*Brief:*
Each entry has to be copied exactly, with nothing missed.

*Records to use:*
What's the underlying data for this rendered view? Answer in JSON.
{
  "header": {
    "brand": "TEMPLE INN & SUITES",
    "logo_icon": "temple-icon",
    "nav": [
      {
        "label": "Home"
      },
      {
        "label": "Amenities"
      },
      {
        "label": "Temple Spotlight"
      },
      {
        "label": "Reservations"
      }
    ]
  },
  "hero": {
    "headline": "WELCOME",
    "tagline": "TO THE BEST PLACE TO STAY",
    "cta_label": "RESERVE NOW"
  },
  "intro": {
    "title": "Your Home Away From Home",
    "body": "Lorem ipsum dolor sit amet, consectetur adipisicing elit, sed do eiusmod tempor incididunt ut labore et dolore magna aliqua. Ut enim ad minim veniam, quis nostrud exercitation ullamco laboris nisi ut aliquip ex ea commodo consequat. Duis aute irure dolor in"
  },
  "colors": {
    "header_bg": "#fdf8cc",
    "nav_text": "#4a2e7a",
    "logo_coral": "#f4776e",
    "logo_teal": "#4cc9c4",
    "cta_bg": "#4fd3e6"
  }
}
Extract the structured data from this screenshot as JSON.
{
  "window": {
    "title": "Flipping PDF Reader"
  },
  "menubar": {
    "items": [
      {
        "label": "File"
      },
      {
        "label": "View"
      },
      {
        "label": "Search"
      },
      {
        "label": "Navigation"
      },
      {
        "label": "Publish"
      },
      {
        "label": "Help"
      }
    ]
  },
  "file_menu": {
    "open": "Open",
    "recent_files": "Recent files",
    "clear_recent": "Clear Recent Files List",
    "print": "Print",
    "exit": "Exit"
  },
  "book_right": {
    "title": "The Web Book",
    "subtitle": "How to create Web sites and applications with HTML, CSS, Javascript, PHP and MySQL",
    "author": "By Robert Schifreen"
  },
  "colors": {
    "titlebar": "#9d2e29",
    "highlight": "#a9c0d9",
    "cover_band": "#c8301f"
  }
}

*Exercise output:*
What's the underlying data for this rendered view? Answer in JSON.
{
  "header": {
    "brand": "TEMPLE INN & SUITES",
    "logo_icon": "temple-icon",
    "nav": [
      {
        "label": "Home"
      },
      {
        "label": "Amenities"
      },
      {
        "label": "Temple Spotlight"
      },
      {
        "label": "Reservations"
      }
    ]
  },
  "hero": {
    "headline": "WELCOME",
    "tagline": "TO THE BEST PLACE TO STAY",
    "cta_label": "RESERVE NOW"
  },
  "intro": {
    "title": "Your Home Away From Home",
    "body": "Lorem ipsum dolor sit amet, consectetur adipisicing elit, sed do eiusmod tempor incididunt ut labore et dolore magna aliqua. Ut enim ad minim veniam, quis nostrud exercitation ullamco laboris nisi ut aliquip ex ea commodo consequat. Duis aute irure dolor in"
  },
  "colors": {
    "header_bg": "#fdf8cc",
    "nav_text": "#4a2e7a",
    "logo_coral": "#f4776e",
    "logo_teal": "#4cc9c4",
    "cta_bg": "#4fd3e6"
  }
}
Extract the structured data from this screenshot as JSON.
{
  "window": {
    "title": "Flipping PDF Reader"
  },
  "menubar": {
    "items": [
      {
        "label": "File"
      },
      {
        "label": "View"
      },
      {
        "label": "Search"
      },
      {
        "label": "Navigation"
      },
      {
        "label": "Publish"
      },
      {
        "label": "Help"
      }
    ]
  },
  "file_menu": {
    "open": "Open",
    "recent_files": "Recent files",
    "clear_recent": "Clear Recent Files List",
    "print": "Print",
    "exit": "Exit"
  },
  "book_right": {
    "title": "The Web Book",
    "subtitle": "How to create Web sites and applications with HTML, CSS, Javascript, PHP and MySQL",
    "author": "By Robert Schifreen"
  },
  "colors": {
    "titlebar": "#9d2e29",
    "highlight": "#a9c0d9",
    "cover_band": "#c8301f"
  }
}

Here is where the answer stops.